=== SET TASK ===
Retype each entry below exactly as it stands.

=== Dataset items ===
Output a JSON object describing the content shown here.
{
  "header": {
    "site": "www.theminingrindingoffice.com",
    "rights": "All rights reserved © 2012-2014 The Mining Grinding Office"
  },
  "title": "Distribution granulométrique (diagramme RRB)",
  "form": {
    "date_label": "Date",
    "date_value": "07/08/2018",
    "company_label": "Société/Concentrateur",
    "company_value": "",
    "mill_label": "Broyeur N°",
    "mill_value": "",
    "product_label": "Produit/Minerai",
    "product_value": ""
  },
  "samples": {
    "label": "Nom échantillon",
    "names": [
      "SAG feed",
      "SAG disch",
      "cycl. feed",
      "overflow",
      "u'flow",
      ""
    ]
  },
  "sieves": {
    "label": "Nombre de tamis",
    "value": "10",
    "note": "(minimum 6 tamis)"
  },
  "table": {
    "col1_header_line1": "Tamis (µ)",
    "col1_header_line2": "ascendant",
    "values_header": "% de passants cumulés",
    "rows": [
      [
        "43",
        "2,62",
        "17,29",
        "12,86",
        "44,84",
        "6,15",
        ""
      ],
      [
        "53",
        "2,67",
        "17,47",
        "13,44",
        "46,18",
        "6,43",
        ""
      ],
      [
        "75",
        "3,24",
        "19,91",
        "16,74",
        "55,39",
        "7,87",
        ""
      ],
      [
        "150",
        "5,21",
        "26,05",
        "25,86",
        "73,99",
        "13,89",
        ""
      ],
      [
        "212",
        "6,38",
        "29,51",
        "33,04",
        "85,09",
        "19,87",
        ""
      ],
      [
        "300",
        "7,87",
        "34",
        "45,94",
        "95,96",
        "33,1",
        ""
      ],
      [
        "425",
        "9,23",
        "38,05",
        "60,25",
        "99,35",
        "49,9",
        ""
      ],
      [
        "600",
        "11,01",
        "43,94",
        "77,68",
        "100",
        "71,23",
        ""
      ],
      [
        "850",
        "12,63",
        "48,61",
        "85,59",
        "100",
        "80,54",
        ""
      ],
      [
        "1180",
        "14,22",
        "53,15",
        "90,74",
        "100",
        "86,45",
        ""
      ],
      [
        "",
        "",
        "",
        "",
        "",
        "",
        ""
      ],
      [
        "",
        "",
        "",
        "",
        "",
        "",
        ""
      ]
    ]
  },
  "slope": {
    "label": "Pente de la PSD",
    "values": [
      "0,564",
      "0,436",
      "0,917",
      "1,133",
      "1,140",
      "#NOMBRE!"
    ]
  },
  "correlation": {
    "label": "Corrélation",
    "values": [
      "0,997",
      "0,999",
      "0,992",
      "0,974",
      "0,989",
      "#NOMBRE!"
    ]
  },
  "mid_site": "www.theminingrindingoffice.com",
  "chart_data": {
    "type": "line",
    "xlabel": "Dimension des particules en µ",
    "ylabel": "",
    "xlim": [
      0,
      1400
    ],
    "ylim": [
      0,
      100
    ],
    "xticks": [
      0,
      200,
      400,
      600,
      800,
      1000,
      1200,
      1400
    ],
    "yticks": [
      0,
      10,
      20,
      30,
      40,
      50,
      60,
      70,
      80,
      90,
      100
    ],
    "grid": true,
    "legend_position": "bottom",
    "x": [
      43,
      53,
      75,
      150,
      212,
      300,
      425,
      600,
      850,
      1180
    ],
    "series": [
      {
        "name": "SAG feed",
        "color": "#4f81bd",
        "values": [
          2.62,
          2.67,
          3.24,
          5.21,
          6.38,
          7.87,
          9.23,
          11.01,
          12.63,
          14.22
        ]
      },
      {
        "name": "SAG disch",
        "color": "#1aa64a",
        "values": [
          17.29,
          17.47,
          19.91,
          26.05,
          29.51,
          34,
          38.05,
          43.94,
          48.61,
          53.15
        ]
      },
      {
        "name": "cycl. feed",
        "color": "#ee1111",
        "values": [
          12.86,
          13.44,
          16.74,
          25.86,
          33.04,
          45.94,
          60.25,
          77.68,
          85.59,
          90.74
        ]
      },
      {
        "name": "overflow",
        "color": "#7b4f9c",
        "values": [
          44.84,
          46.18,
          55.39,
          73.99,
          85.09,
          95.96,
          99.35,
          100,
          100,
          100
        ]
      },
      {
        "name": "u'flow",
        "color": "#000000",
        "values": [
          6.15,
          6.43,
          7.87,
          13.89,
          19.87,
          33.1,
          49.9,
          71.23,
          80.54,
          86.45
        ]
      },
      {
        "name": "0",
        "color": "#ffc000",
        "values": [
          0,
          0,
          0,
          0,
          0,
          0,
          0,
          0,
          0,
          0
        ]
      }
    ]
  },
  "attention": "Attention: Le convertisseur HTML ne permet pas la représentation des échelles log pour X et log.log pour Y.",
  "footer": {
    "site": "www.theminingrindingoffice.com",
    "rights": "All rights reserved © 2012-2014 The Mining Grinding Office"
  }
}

=== FINISHED TASK ===
Output a JSON object describing the content shown here.
{
  "header": {
    "site": "www.theminingrindingoffice.com",
    "rights": "All rights reserved © 2012-2014 The Mining Grinding Office"
  },
  "title": "Distribution granulométrique (diagramme RRB)",
  "form": {
    "date_label": "Date",
    "date_value": "07/08/2018",
    "company_label": "Société/Concentrateur",
    "company_value": "",
    "mill_label": "Broyeur N°",
    "mill_value": "",
    "product_label": "Produit/Minerai",
    "product_value": ""
  },
  "samples": {
    "label": "Nom échantillon",
    "names": [
      "SAG feed",
      "SAG disch",
      "cycl. feed",
      "overflow",
      "u'flow",
      ""
    ]
  },
  "sieves": {
    "label": "Nombre de tamis",
    "value": "10",
    "note": "(minimum 6 tamis)"
  },
  "table": {
    "col1_header_line1": "Tamis (µ)",
    "col1_header_line2": "ascendant",
    "values_header": "% de passants cumulés",
    "rows": [
      [
        "43",
        "2,62",
        "17,29",
        "12,86",
        "44,84",
        "6,15",
        ""
      ],
      [
        "53",
        "2,67",
        "17,47",
        "13,44",
        "46,18",
        "6,43",
        ""
      ],
      [
        "75",
        "3,24",
        "19,91",
        "16,74",
        "55,39",
        "7,87",
        ""
      ],
      [
        "150",
        "5,21",
        "26,05",
        "25,86",
        "73,99",
        "13,89",
        ""
      ],
      [
        "212",
        "6,38",
        "29,51",
        "33,04",
        "85,09",
        "19,87",
        ""
      ],
      [
        "300",
        "7,87",
        "34",
        "45,94",
        "95,96",
        "33,1",
        ""
      ],
      [
        "425",
        "9,23",
        "38,05",
        "60,25",
        "99,35",
        "49,9",
        ""
      ],
      [
        "600",
        "11,01",
        "43,94",
        "77,68",
        "100",
        "71,23",
        ""
      ],
      [
        "850",
        "12,63",
        "48,61",
        "85,59",
        "100",
        "80,54",
        ""
      ],
      [
        "1180",
        "14,22",
        "53,15",
        "90,74",
        "100",
        "86,45",
        ""
      ],
      [
        "",
        "",
        "",
        "",
        "",
        "",
        ""
      ],
      [
        "",
        "",
        "",
        "",
        "",
        "",
        ""
      ]
    ]
  },
  "slope": {
    "label": "Pente de la PSD",
    "values": [
      "0,564",
      "0,436",
      "0,917",
      "1,133",
      "1,140",
      "#NOMBRE!"
    ]
  },
  "correlation": {
    "label": "Corrélation",
    "values": [
      "0,997",
      "0,999",
      "0,992",
      "0,974",
      "0,989",
      "#NOMBRE!"
    ]
  },
  "mid_site": "www.theminingrindingoffice.com",
  "chart_data": {
    "type": "line",
    "xlabel": "Dimension des particules en µ",
    "ylabel": "",
    "xlim": [
      0,
      1400
    ],
    "ylim": [
      0,
      100
    ],
    "xticks": [
      0,
      200,
      400,
      600,
      800,
      1000,
      1200,
      1400
    ],
    "yticks": [
      0,
      10,
      20,
      30,
      40,
      50,
      60,
      70,
      80,
      90,
      100
    ],
    "grid": true,
    "legend_position": "bottom",
    "x": [
      43,
      53,
      75,
      150,
      212,
      300,
      425,
      600,
      850,
      1180
    ],
    "series": [
      {
        "name": "SAG feed",
        "color": "#4f81bd",
        "values": [
          2.62,
          2.67,
          3.24,
          5.21,
          6.38,
          7.87,
          9.23,
          11.01,
          12.63,
          14.22
        ]
      },
      {
        "name": "SAG disch",
        "color": "#1aa64a",
        "values": [
          17.29,
          17.47,
          19.91,
          26.05,
          29.51,
          34,
          38.05,
          43.94,
          48.61,
          53.15
        ]
      },
      {
        "name": "cycl. feed",
        "color": "#ee1111",
        "values": [
          12.86,
          13.44,
          16.74,
          25.86,
          33.04,
          45.94,
          60.25,
          77.68,
          85.59,
          90.74
        ]
      },
      {
        "name": "overflow",
        "color": "#7b4f9c",
        "values": [
          44.84,
          46.18,
          55.39,
          73.99,
          85.09,
          95.96,
          99.35,
          100,
          100,
          100
        ]
      },
      {
        "name": "u'flow",
        "color": "#000000",
        "values": [
          6.15,
          6.43,
          7.87,
          13.89,
          19.87,
          33.1,
          49.9,
          71.23,
          80.54,
          86.45
        ]
      },
      {
        "name": "0",
        "color": "#ffc000",
        "values": [
          0,
          0,
          0,
          0,
          0,
          0,
          0,
          0,
          0,
          0
        ]
      }
    ]
  },
  "attention": "Attention: Le convertisseur HTML ne permet pas la représentation des échelles log pour X et log.log pour Y.",
  "footer": {
    "site": "www.theminingrindingoffice.com",
    "rights": "All rights reserved © 2012-2014 The Mining Grinding Office"
  }
}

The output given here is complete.